Exercise objective: Copy the records below, replacing every instance of "Patent image size" with "Drawing size" and keeping everything else the same.
-- start Data section --
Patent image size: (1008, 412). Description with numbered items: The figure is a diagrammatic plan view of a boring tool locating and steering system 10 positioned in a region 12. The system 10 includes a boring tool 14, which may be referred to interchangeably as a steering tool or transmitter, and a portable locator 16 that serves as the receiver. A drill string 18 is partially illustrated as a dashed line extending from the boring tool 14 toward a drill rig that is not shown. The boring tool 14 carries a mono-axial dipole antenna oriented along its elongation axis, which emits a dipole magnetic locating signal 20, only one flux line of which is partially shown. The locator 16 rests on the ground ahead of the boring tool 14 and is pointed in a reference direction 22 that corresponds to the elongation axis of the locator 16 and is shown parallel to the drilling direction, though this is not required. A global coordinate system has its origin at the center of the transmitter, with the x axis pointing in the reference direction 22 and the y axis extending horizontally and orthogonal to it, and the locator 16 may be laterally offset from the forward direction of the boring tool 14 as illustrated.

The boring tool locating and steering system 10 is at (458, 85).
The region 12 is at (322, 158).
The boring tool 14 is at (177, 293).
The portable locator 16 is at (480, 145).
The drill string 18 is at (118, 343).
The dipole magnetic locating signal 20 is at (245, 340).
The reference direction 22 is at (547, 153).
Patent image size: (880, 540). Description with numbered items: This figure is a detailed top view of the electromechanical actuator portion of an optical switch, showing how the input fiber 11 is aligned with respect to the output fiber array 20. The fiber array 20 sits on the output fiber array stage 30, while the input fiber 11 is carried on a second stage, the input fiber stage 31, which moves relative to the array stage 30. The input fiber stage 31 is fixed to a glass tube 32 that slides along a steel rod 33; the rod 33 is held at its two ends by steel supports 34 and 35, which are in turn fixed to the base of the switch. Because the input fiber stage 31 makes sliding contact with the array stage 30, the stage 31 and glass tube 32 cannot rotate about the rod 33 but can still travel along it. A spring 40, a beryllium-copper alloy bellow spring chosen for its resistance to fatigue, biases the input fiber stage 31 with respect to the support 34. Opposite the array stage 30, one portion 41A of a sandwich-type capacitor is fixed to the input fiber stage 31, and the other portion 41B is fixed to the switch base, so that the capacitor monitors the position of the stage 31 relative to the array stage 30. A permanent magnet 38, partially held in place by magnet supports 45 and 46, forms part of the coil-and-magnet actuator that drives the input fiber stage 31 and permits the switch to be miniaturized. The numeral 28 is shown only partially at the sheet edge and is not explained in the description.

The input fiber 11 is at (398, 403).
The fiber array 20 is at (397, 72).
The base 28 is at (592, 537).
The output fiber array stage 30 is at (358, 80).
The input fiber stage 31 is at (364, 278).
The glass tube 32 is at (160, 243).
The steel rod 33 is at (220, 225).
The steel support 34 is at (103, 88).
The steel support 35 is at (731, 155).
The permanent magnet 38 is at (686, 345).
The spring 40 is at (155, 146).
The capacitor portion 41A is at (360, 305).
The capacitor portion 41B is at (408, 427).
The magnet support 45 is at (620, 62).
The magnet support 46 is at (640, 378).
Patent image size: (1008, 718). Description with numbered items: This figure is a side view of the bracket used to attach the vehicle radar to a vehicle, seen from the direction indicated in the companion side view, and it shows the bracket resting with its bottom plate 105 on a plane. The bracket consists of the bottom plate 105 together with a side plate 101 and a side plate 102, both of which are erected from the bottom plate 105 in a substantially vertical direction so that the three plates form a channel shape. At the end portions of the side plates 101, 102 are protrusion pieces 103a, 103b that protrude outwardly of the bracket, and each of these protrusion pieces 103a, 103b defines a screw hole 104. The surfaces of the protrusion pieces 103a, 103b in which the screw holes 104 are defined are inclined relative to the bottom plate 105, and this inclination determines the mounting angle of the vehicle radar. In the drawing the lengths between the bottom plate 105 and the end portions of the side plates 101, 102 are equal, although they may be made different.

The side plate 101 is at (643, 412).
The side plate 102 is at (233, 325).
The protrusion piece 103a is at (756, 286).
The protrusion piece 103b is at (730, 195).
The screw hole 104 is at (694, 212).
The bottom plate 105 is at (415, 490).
-- end Data section --
Solved problem:
Drawing size: (1008, 412). Description with numbered items: The figure is a diagrammatic plan view of a boring tool locating and steering system 10 positioned in a region 12. The system 10 includes a boring tool 14, which may be referred to interchangeably as a steering tool or transmitter, and a portable locator 16 that serves as the receiver. A drill string 18 is partially illustrated as a dashed line extending from the boring tool 14 toward a drill rig that is not shown. The boring tool 14 carries a mono-axial dipole antenna oriented along its elongation axis, which emits a dipole magnetic locating signal 20, only one flux line of which is partially shown. The locator 16 rests on the ground ahead of the boring tool 14 and is pointed in a reference direction 22 that corresponds to the elongation axis of the locator 16 and is shown parallel to the drilling direction, though this is not required. A global coordinate system has its origin at the center of the transmitter, with the x axis pointing in the reference direction 22 and the y axis extending horizontally and orthogonal to it, and the locator 16 may be laterally offset from the forward direction of the boring tool 14 as illustrated.

The boring tool locating and steering system 10 is at (458, 85).
The region 12 is at (322, 158).
The boring tool 14 is at (177, 293).
The portable locator 16 is at (480, 145).
The drill string 18 is at (118, 343).
The dipole magnetic locating signal 20 is at (245, 340).
The reference direction 22 is at (547, 153).
Drawing size: (880, 540). Description with numbered items: This figure is a detailed top view of the electromechanical actuator portion of an optical switch, showing how the input fiber 11 is aligned with respect to the output fiber array 20. The fiber array 20 sits on the output fiber array stage 30, while the input fiber 11 is carried on a second stage, the input fiber stage 31, which moves relative to the array stage 30. The input fiber stage 31 is fixed to a glass tube 32 that slides along a steel rod 33; the rod 33 is held at its two ends by steel supports 34 and 35, which are in turn fixed to the base of the switch. Because the input fiber stage 31 makes sliding contact with the array stage 30, the stage 31 and glass tube 32 cannot rotate about the rod 33 but can still travel along it. A spring 40, a beryllium-copper alloy bellow spring chosen for its resistance to fatigue, biases the input fiber stage 31 with respect to the support 34. Opposite the array stage 30, one portion 41A of a sandwich-type capacitor is fixed to the input fiber stage 31, and the other portion 41B is fixed to the switch base, so that the capacitor monitors the position of the stage 31 relative to the array stage 30. A permanent magnet 38, partially held in place by magnet supports 45 and 46, forms part of the coil-and-magnet actuator that drives the input fiber stage 31 and permits the switch to be miniaturized. The numeral 28 is shown only partially at the sheet edge and is not explained in the description.

The input fiber 11 is at (398, 403).
The fiber array 20 is at (397, 72).
The base 28 is at (592, 537).
The output fiber array stage 30 is at (358, 80).
The input fiber stage 31 is at (364, 278).
The glass tube 32 is at (160, 243).
The steel rod 33 is at (220, 225).
The steel support 34 is at (103, 88).
The steel support 35 is at (731, 155).
The permanent magnet 38 is at (686, 345).
The spring 40 is at (155, 146).
The capacitor portion 41A is at (360, 305).
The capacitor portion 41B is at (408, 427).
The magnet support 45 is at (620, 62).
The magnet support 46 is at (640, 378).
Drawing size: (1008, 718). Description with numbered items: This figure is a side view of the bracket used to attach the vehicle radar to a vehicle, seen from the direction indicated in the companion side view, and it shows the bracket resting with its bottom plate 105 on a plane. The bracket consists of the bottom plate 105 together with a side plate 101 and a side plate 102, both of which are erected from the bottom plate 105 in a substantially vertical direction so that the three plates form a channel shape. At the end portions of the side plates 101, 102 are protrusion pieces 103a, 103b that protrude outwardly of the bracket, and each of these protrusion pieces 103a, 103b defines a screw hole 104. The surfaces of the protrusion pieces 103a, 103b in which the screw holes 104 are defined are inclined relative to the bottom plate 105, and this inclination determines the mounting angle of the vehicle radar. In the drawing the lengths between the bottom plate 105 and the end portions of the side plates 101, 102 are equal, although they may be made different.

The side plate 101 is at (643, 412).
The side plate 102 is at (233, 325).
The protrusion piece 103a is at (756, 286).
The protrusion piece 103b is at (730, 195).
The screw hole 104 is at (694, 212).
The bottom plate 105 is at (415, 490).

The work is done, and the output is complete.